=== Objective ===
Emit the entire listing verbatim.

(Dataset records)
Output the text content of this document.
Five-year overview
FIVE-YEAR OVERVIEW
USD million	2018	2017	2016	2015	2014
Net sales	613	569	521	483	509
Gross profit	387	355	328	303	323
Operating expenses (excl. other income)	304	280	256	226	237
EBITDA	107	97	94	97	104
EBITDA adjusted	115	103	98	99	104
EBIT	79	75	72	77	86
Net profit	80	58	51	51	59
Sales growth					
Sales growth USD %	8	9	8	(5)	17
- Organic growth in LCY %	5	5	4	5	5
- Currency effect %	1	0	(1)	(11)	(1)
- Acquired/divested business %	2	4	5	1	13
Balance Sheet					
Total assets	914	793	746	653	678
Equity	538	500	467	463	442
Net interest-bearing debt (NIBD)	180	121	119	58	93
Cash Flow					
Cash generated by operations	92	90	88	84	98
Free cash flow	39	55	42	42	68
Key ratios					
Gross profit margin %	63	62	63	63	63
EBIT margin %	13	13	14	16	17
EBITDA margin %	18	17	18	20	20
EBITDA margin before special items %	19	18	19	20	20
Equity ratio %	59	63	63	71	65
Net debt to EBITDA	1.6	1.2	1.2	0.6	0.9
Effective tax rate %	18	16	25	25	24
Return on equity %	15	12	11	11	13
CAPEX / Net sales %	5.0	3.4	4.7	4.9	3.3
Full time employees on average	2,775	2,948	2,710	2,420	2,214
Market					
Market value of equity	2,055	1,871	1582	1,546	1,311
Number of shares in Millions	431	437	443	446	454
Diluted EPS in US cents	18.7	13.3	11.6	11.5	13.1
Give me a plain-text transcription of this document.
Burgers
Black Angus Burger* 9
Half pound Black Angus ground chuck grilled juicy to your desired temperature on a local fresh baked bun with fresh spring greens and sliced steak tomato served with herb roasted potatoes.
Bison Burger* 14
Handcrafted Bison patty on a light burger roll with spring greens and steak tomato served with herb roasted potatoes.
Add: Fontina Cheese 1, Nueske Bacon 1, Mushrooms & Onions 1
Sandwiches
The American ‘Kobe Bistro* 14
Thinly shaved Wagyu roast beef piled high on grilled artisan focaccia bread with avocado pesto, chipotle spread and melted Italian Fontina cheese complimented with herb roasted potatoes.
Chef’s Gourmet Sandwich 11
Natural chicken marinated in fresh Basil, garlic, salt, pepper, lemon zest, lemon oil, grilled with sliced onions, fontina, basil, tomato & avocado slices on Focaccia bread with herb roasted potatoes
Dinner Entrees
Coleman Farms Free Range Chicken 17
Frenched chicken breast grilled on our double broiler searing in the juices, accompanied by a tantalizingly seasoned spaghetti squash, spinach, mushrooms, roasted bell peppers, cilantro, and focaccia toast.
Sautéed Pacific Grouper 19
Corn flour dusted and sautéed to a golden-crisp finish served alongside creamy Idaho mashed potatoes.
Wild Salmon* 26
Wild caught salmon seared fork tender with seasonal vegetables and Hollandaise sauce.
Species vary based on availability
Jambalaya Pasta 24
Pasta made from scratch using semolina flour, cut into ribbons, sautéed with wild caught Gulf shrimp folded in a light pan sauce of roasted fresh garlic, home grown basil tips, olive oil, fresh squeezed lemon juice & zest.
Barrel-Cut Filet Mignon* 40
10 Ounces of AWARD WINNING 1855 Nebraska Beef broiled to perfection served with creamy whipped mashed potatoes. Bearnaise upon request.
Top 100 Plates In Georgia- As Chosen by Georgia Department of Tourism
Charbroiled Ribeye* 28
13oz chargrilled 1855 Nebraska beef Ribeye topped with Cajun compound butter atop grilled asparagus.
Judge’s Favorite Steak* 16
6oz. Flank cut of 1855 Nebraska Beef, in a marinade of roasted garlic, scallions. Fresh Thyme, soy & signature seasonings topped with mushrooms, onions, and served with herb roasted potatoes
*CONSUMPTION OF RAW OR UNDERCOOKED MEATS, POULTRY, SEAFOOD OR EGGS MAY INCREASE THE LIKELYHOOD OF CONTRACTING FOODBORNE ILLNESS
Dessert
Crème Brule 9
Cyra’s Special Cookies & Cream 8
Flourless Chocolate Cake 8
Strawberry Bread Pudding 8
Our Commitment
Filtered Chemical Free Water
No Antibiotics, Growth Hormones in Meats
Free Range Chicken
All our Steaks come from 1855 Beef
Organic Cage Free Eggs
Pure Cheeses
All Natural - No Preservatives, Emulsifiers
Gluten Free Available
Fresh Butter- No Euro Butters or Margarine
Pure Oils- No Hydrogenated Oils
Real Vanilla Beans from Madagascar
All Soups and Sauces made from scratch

=== Task result ===
Output the text content of this document.
Five-year overview
FIVE-YEAR OVERVIEW
USD million	2018	2017	2016	2015	2014
Net sales	613	569	521	483	509
Gross profit	387	355	328	303	323
Operating expenses (excl. other income)	304	280	256	226	237
EBITDA	107	97	94	97	104
EBITDA adjusted	115	103	98	99	104
EBIT	79	75	72	77	86
Net profit	80	58	51	51	59
Sales growth					
Sales growth USD %	8	9	8	(5)	17
- Organic growth in LCY %	5	5	4	5	5
- Currency effect %	1	0	(1)	(11)	(1)
- Acquired/divested business %	2	4	5	1	13
Balance Sheet					
Total assets	914	793	746	653	678
Equity	538	500	467	463	442
Net interest-bearing debt (NIBD)	180	121	119	58	93
Cash Flow					
Cash generated by operations	92	90	88	84	98
Free cash flow	39	55	42	42	68
Key ratios					
Gross profit margin %	63	62	63	63	63
EBIT margin %	13	13	14	16	17
EBITDA margin %	18	17	18	20	20
EBITDA margin before special items %	19	18	19	20	20
Equity ratio %	59	63	63	71	65
Net debt to EBITDA	1.6	1.2	1.2	0.6	0.9
Effective tax rate %	18	16	25	25	24
Return on equity %	15	12	11	11	13
CAPEX / Net sales %	5.0	3.4	4.7	4.9	3.3
Full time employees on average	2,775	2,948	2,710	2,420	2,214
Market					
Market value of equity	2,055	1,871	1582	1,546	1,311
Number of shares in Millions	431	437	443	446	454
Diluted EPS in US cents	18.7	13.3	11.6	11.5	13.1
Give me a plain-text transcription of this document.
Burgers
Black Angus Burger* 9
Half pound Black Angus ground chuck grilled juicy to your desired temperature on a local fresh baked bun with fresh spring greens and sliced steak tomato served with herb roasted potatoes.
Bison Burger* 14
Handcrafted Bison patty on a light burger roll with spring greens and steak tomato served with herb roasted potatoes.
Add: Fontina Cheese 1, Nueske Bacon 1, Mushrooms & Onions 1
Sandwiches
The American ‘Kobe Bistro* 14
Thinly shaved Wagyu roast beef piled high on grilled artisan focaccia bread with avocado pesto, chipotle spread and melted Italian Fontina cheese complimented with herb roasted potatoes.
Chef’s Gourmet Sandwich 11
Natural chicken marinated in fresh Basil, garlic, salt, pepper, lemon zest, lemon oil, grilled with sliced onions, fontina, basil, tomato & avocado slices on Focaccia bread with herb roasted potatoes
Dinner Entrees
Coleman Farms Free Range Chicken 17
Frenched chicken breast grilled on our double broiler searing in the juices, accompanied by a tantalizingly seasoned spaghetti squash, spinach, mushrooms, roasted bell peppers, cilantro, and focaccia toast.
Sautéed Pacific Grouper 19
Corn flour dusted and sautéed to a golden-crisp finish served alongside creamy Idaho mashed potatoes.
Wild Salmon* 26
Wild caught salmon seared fork tender with seasonal vegetables and Hollandaise sauce.
Species vary based on availability
Jambalaya Pasta 24
Pasta made from scratch using semolina flour, cut into ribbons, sautéed with wild caught Gulf shrimp folded in a light pan sauce of roasted fresh garlic, home grown basil tips, olive oil, fresh squeezed lemon juice & zest.
Barrel-Cut Filet Mignon* 40
10 Ounces of AWARD WINNING 1855 Nebraska Beef broiled to perfection served with creamy whipped mashed potatoes. Bearnaise upon request.
Top 100 Plates In Georgia- As Chosen by Georgia Department of Tourism
Charbroiled Ribeye* 28
13oz chargrilled 1855 Nebraska beef Ribeye topped with Cajun compound butter atop grilled asparagus.
Judge’s Favorite Steak* 16
6oz. Flank cut of 1855 Nebraska Beef, in a marinade of roasted garlic, scallions. Fresh Thyme, soy & signature seasonings topped with mushrooms, onions, and served with herb roasted potatoes
*CONSUMPTION OF RAW OR UNDERCOOKED MEATS, POULTRY, SEAFOOD OR EGGS MAY INCREASE THE LIKELYHOOD OF CONTRACTING FOODBORNE ILLNESS
Dessert
Crème Brule 9
Cyra’s Special Cookies & Cream 8
Flourless Chocolate Cake 8
Strawberry Bread Pudding 8
Our Commitment
Filtered Chemical Free Water
No Antibiotics, Growth Hormones in Meats
Free Range Chicken
All our Steaks come from 1855 Beef
Organic Cage Free Eggs
Pure Cheeses
All Natural - No Preservatives, Emulsifiers
Gluten Free Available
Fresh Butter- No Euro Butters or Margarine
Pure Oils- No Hydrogenated Oils
Real Vanilla Beans from Madagascar
All Soups and Sauces made from scratch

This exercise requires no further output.